TASK DIRECTIONS> Carry on the MLRun project API documentation past its last line, keeping its parameter-list format.

PAGE TEXT>
============

To remove existing stored values, use overwrite_build_params=True and pass the values explicitly like this (commands=[""], requirements=[""]).
extra_args -- A string containing additional builder arguments in the format of command-line options, e.g. extra_args="--skip-tls-verify --build-arg A=val"
force_build -- Force building the image, even when no changes were made

deploy real-time (nuclio based) functions

Parameters:

function -- name of the function (in the project) or function object
models -- list of model items
env -- dict of extra environment variables
tag -- extra version tag
verbose -- add verbose prints/logs
builder_env -- env vars dict for source archive config/credentials e.g. builder_env={"GIT_TOKEN": token}
mock -- deploy mock server vs a real Nuclio function (for local simulations)
project_object -- override the project object to use, will default to the project set in the runtime context.

mlrun.projects.get_or_create_project(name: str, context: str = './', url: str | None = None, secrets: dict | None = None, init_git=False, subpath: str | None = None, clone: bool = False, user_project: bool = False, from_template: str | None = None, save: bool = True, parameters: dict | None = None, allow_cross_project: bool | None = None) → MlrunProject[source]#

Load a project from MLRun DB, or create/import if it does not exist. The project will become the active project for the current session.

MLRun looks for a project.yaml file with project definition and objects in the project root path and use it to initialize the project, in addition it runs the project_setup.py file (if it exists) for further customization.

Usage example:

# load project from the DB (if exist) or the source repo
project = get_or_create_project(
    "myproj", "./", "git://github.com/mlrun/demo-xgb-project.git"
)
project.pull("development")  # pull the latest code from git
project.run("main", arguments={"data": data_url})  # run the workflow "main"

project_setup.py example:

def setup(project):
    train_function = project.set_function(
        "src/trainer.py",
        name="mpi-training",
        kind="mpijob",
        image="mlrun/mlrun",
    )
    # Set the number of replicas for the training from the project parameter
    train_function.spec.replicas = project.spec.params.get("num_replicas", 1)
    return project

Parameters:

name -- project name
context -- project local directory path (default value = "./")
url -- name (in DB) or git or tar.gz or .zip sources archive path e.g.: git://github.com/mlrun/demo-xgb-project.git http://mysite/archived-project.zip
secrets -- key:secret dict or SecretsStore used to download sources
init_git -- if True, will execute git init on the context dir
subpath -- project subpath (within the archive/context)

============

EXTRACTED RECORDS>
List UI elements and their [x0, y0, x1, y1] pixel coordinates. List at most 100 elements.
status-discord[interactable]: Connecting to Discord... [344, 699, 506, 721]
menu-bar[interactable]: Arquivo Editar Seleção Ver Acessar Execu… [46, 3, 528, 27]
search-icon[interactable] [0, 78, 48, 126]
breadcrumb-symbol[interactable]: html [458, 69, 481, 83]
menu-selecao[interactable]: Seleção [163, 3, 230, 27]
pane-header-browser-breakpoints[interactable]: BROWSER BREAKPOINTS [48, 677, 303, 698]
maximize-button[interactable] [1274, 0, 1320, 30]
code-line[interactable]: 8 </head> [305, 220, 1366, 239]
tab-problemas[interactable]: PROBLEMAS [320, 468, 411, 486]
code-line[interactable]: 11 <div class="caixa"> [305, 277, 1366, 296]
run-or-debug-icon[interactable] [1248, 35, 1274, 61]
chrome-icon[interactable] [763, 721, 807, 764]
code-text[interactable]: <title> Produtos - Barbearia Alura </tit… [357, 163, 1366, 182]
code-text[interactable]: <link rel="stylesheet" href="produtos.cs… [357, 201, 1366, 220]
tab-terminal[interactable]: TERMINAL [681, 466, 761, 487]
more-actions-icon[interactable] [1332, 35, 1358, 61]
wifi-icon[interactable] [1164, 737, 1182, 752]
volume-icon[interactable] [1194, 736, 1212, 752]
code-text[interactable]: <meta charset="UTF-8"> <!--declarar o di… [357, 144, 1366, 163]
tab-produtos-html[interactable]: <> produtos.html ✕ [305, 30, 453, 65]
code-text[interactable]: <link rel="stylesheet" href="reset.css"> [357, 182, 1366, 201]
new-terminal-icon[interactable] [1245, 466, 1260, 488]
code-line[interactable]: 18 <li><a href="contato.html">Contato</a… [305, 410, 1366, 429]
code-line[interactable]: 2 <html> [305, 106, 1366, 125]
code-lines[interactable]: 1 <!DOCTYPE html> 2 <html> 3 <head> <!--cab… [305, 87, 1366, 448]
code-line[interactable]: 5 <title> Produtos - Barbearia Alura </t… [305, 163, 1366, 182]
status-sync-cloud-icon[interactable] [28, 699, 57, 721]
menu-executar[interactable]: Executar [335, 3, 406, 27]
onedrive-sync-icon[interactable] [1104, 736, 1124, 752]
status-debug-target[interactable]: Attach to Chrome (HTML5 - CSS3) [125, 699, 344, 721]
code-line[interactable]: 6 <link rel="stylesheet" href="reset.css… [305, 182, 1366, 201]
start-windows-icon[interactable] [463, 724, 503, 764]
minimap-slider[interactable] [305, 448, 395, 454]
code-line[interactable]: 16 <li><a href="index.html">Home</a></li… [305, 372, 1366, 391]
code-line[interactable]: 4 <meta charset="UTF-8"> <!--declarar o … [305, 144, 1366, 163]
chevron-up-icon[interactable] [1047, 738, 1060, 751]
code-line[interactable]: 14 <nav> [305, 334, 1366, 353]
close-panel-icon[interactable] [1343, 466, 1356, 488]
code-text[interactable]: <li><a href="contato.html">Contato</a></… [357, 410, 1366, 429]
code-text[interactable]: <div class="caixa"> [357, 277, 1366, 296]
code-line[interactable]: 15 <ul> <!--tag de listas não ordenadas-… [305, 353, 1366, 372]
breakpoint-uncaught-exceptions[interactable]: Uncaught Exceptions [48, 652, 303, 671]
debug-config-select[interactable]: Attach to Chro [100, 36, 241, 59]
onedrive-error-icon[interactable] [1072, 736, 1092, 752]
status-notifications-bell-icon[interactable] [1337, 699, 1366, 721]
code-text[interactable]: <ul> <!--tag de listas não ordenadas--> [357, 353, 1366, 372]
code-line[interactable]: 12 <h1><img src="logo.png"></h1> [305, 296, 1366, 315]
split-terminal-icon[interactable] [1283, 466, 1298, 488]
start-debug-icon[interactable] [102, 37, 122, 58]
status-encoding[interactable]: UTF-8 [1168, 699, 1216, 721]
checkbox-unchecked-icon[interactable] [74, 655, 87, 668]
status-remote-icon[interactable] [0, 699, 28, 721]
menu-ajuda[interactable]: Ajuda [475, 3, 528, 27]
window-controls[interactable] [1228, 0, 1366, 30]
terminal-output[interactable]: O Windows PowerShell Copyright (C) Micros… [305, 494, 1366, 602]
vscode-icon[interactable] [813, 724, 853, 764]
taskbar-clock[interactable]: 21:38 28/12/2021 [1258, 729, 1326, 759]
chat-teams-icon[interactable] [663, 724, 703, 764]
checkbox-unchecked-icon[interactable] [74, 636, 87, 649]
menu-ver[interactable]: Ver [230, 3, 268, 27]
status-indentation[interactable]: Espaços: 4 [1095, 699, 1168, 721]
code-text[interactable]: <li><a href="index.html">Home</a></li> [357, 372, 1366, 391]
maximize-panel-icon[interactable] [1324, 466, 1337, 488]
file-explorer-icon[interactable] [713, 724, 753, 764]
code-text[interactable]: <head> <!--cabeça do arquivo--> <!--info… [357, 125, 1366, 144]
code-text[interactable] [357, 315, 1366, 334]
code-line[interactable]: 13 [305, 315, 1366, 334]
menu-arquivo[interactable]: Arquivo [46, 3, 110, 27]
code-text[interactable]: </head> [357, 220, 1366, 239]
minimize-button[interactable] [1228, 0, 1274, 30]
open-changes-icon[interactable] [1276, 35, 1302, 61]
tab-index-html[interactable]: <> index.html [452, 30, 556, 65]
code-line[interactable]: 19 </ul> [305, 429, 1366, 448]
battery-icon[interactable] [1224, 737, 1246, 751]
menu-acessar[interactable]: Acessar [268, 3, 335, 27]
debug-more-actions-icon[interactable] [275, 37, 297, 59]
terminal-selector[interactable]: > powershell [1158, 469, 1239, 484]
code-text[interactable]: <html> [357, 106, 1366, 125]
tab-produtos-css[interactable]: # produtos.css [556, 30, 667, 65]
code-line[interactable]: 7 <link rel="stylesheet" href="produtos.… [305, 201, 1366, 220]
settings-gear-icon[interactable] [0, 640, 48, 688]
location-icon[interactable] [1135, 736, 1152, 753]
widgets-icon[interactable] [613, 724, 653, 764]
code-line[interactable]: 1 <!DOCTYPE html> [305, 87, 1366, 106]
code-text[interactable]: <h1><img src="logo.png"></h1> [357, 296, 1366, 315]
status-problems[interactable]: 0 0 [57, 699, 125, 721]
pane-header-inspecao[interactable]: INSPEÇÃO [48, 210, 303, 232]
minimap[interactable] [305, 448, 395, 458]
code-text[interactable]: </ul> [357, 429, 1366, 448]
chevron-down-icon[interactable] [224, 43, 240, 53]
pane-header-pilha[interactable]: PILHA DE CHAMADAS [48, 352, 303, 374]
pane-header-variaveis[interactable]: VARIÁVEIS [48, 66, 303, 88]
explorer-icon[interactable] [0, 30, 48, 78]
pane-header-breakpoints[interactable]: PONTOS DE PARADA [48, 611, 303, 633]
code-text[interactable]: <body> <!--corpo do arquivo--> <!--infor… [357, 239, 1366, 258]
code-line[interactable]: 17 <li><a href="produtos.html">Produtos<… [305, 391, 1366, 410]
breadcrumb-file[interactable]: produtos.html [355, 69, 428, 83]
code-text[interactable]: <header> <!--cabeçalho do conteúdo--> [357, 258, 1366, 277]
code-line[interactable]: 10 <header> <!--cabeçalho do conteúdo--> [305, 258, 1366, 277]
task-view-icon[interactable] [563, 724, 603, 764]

============

THE RESULT>
clone -- if True, always clone (delete any existing content)
user_project -- add the current username to the project name (for db:// prefixes)
from_template -- path to project YAML file that will be used as from_template (for new projects)
save -- whether to save the created project in the DB
parameters -- key/value pairs to add to the project.spec.params
allow_cross_project -- if True, override the loaded project name. This flag ensures awareness of loading an existing project yaml as a baseline for a new project with a different name

Returns:

project object

mlrun.projects.load_project(context: str = './', url: str | None = None, name: str | None = None, secrets: dict | None = None, init_git: bool = False, subpath: str | None = None, clone: bool = False, user_project: bool = False, save: bool = True, sync_functions: bool = False, parameters: dict | None = None, allow_cross_project: bool | None = None) → MlrunProject[source]#

Load an MLRun project from git or tar or dir. The project will become the active project for the current session.

MLRun looks for a project.yaml file with project definition and objects in the project root path and use it to initialize the project, in addition it runs the project_setup.py file (if it exists) for further customization.

Usage example:

# Load the project and run the 'main' workflow.
# When using git as the url source the context directory must be an empty or
# non-existent folder as the git repo will be cloned there
project = load_project("./demo_proj", "git://github.com/mlrun/project-demo.git")
project.run("main", arguments={"data": data_url})

project_setup.py example:

def setup(project):
    train_function = project.set_function(
        "src/trainer.py",
        name="mpi-training",
        kind="mpijob",
        image="mlrun/mlrun",
    )
    # Set the number of replicas for the training from the project parameter
    train_function.spec.replicas = project.spec.params.get("num_replicas", 1)
    return project

Parameters:

context -- project local directory path (default value = "./")
url -- name (in DB) or git or tar.gz or .zip sources archive path e.g.: git://github.com/mlrun/demo-xgb-project.git http://mysite/archived-project.zip <project-name> The git project should include the project yaml file. If the project yaml file is in a sub-directory, must specify the sub-directory.
name -- project name
secrets -- key:secret dict or SecretsStore used to download sources
init_git -- if True, will git init the context dir
subpath -- project subpath (within the archive)
clone -- if True, always clone (delete any existing content)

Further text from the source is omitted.